Challenge ::
Determine which lines contain the word "type", then copy those lines.

Excerpts from a figure dataset ::
****

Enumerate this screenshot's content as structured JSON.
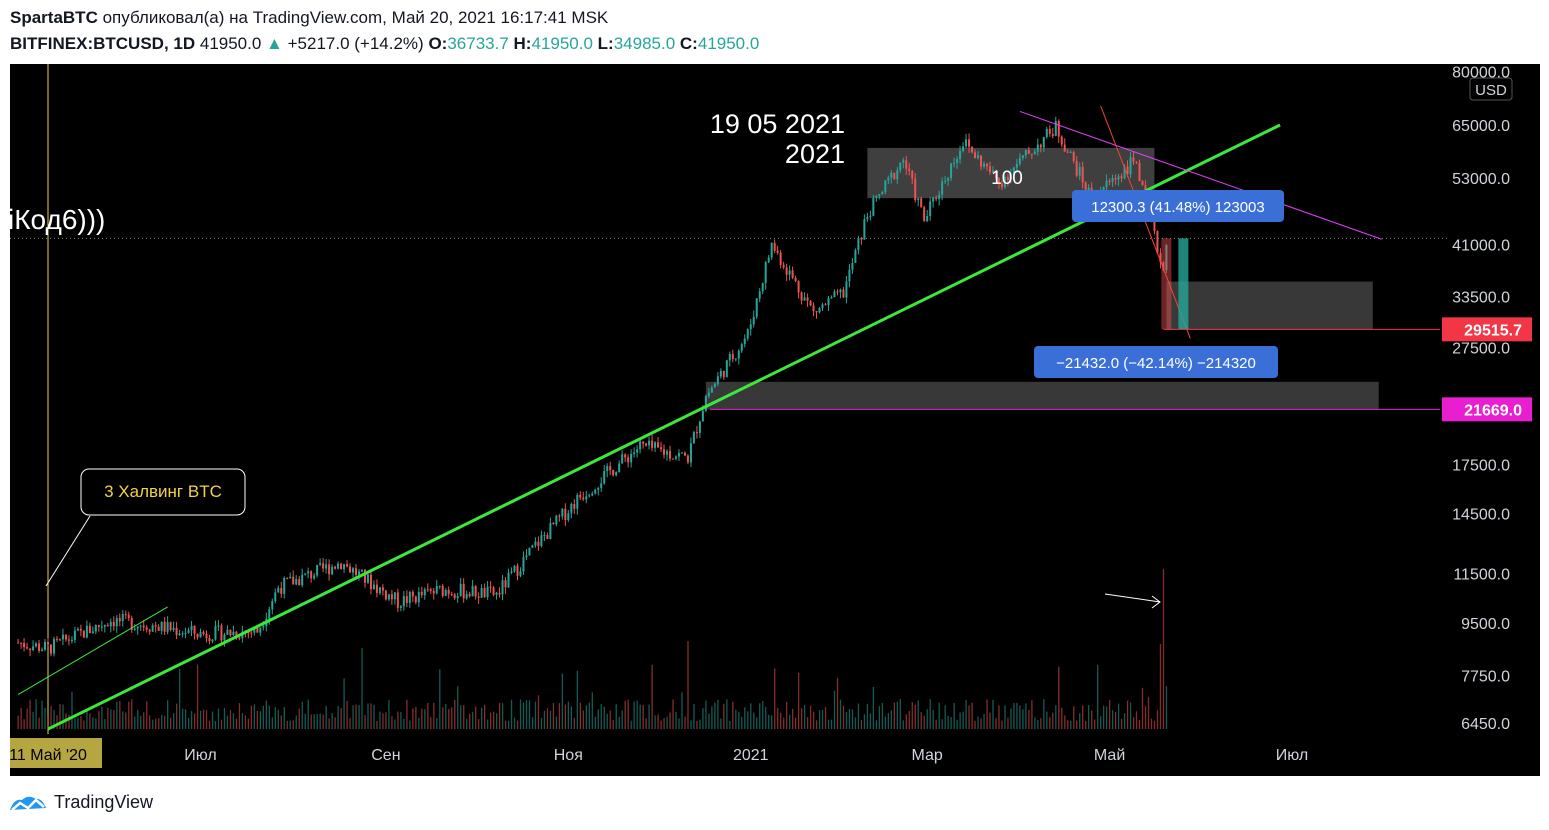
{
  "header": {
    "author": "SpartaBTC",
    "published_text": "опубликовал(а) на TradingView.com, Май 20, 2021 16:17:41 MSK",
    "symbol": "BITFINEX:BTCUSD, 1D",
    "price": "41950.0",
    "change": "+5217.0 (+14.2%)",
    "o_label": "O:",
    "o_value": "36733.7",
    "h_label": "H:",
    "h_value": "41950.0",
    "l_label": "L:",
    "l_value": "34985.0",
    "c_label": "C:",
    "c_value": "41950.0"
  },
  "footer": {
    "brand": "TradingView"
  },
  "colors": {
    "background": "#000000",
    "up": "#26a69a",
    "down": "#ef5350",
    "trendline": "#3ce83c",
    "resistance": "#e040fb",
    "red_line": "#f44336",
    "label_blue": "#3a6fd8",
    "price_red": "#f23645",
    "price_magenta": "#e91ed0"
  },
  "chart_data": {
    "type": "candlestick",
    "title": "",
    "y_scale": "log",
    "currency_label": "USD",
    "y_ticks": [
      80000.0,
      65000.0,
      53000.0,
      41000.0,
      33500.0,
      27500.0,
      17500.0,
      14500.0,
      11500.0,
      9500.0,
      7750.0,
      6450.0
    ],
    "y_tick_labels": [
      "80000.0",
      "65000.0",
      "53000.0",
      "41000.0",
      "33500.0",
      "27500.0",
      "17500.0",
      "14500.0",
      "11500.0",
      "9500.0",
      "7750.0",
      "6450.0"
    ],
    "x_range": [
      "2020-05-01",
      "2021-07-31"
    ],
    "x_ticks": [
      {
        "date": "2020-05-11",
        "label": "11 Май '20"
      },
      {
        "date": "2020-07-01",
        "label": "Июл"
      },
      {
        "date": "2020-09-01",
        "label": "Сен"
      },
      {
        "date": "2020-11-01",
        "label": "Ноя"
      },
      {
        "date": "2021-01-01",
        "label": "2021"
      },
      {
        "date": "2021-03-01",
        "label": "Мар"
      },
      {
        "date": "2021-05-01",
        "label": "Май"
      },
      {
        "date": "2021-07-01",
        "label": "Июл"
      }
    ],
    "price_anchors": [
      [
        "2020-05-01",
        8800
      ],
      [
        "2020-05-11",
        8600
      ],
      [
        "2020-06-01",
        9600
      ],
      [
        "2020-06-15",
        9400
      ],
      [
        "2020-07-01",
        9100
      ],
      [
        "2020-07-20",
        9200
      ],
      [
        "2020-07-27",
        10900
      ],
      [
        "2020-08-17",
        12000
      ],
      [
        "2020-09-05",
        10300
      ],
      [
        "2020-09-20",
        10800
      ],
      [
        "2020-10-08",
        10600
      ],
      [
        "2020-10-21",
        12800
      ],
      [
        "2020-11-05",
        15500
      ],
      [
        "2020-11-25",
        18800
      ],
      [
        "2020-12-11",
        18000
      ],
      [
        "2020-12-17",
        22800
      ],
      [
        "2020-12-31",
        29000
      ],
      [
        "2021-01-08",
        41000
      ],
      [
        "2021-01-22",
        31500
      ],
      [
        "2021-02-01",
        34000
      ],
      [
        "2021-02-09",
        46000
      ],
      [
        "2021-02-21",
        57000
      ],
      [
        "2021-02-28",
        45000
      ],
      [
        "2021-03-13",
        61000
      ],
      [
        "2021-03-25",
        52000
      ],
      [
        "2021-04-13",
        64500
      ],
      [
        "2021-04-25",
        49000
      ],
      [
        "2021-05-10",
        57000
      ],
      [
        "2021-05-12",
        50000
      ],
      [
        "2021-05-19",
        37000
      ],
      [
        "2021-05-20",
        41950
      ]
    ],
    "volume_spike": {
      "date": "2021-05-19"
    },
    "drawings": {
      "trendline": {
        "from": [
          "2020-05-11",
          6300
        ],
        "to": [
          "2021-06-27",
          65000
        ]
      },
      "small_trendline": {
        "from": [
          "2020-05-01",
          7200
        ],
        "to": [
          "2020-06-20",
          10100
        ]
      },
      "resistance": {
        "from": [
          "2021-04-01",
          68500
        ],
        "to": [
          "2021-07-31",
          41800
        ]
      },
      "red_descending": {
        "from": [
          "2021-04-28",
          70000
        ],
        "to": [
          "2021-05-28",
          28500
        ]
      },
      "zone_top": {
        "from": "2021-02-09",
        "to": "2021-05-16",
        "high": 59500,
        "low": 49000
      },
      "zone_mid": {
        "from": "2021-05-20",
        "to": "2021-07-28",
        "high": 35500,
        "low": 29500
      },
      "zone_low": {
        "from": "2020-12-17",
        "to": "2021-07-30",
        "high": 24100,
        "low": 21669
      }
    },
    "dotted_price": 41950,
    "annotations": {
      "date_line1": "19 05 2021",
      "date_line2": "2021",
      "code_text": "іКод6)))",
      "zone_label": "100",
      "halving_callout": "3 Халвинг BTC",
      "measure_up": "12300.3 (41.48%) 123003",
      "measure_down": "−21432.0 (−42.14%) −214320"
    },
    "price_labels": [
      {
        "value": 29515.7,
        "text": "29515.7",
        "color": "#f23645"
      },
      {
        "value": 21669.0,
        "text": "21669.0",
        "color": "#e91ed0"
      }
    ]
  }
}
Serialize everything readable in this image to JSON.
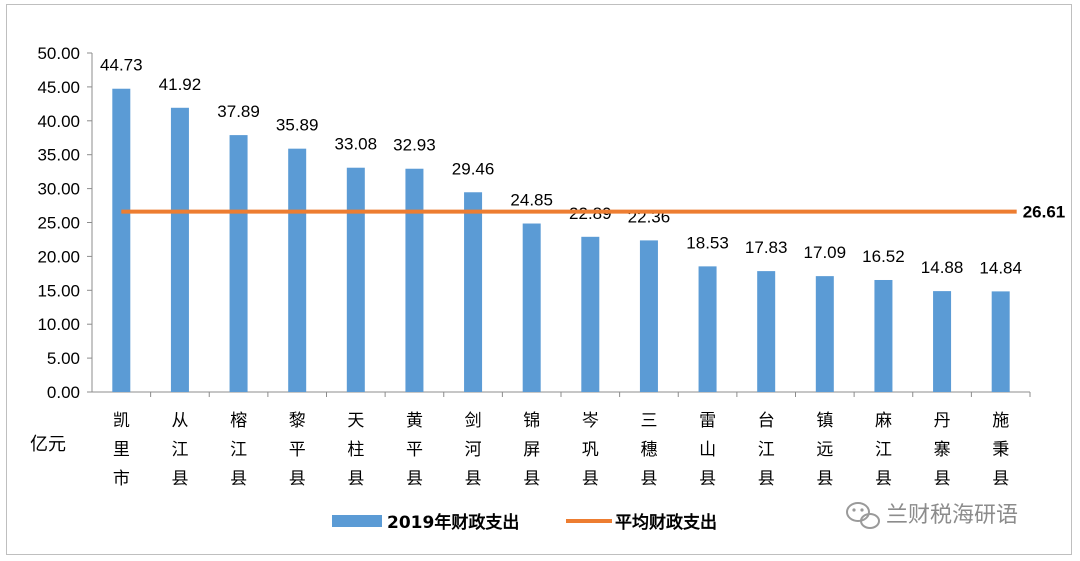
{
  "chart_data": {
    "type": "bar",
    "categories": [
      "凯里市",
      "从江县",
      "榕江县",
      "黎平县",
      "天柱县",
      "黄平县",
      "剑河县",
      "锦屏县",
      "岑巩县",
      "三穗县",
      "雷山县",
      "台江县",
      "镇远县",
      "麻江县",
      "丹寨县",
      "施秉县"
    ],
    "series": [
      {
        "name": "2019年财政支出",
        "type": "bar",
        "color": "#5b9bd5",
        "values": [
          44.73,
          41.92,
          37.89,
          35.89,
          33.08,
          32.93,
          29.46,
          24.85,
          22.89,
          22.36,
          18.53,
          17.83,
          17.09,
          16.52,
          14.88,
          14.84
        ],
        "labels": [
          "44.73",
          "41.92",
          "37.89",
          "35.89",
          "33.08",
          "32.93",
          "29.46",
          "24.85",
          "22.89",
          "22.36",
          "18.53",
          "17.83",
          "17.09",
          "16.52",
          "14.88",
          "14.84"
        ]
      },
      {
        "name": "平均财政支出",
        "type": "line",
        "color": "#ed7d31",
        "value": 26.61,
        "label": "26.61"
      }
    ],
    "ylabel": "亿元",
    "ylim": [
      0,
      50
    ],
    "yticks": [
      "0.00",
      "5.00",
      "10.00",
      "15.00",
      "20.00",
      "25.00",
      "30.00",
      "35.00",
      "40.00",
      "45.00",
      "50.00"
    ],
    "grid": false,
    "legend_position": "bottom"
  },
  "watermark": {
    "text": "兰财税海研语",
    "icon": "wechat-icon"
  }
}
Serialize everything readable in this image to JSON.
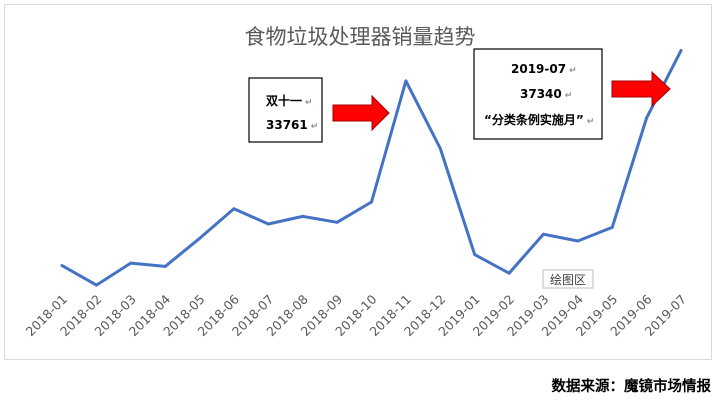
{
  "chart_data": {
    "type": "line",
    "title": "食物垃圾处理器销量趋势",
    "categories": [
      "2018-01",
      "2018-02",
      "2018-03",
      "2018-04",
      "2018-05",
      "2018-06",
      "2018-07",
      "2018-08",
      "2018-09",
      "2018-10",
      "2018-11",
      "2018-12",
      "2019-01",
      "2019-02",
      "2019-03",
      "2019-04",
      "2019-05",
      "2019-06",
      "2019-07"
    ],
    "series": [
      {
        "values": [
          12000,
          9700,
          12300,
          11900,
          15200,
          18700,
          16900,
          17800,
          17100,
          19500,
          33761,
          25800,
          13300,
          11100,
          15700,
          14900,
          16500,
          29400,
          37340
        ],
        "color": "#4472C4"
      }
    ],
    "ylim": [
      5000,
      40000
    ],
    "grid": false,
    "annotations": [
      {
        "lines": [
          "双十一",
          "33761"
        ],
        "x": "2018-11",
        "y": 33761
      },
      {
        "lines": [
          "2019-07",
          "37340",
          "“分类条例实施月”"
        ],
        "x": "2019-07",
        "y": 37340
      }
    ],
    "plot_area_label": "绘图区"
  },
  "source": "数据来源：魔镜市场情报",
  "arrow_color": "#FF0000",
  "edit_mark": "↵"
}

****

Written answer ::
    "type": "candlestick",
    "type": "bar",
        "type": "bar",
        "type": "line",
    "type": "line",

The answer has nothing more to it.